__Stated goal__
Restate the complete material exactly.

[Stored entries]
--
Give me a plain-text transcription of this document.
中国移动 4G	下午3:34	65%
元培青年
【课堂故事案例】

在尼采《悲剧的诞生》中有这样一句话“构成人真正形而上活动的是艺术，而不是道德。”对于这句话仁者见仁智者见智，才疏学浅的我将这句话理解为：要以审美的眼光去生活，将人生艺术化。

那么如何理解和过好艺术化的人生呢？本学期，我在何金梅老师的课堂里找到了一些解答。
--
__Result for this exercise__
Give me a plain-text transcription of this document.
中国移动 4G	下午3:34	65%
元培青年
【课堂故事案例】

在尼采《悲剧的诞生》中有这样一句话“构成人真正形而上活动的是艺术，而不是道德。”对于这句话仁者见仁智者见智，才疏学浅的我将这句话理解为：要以审美的眼光去生活，将人生艺术化。

那么如何理解和过好艺术化的人生呢？本学期，我在何金梅老师的课堂里找到了一些解答。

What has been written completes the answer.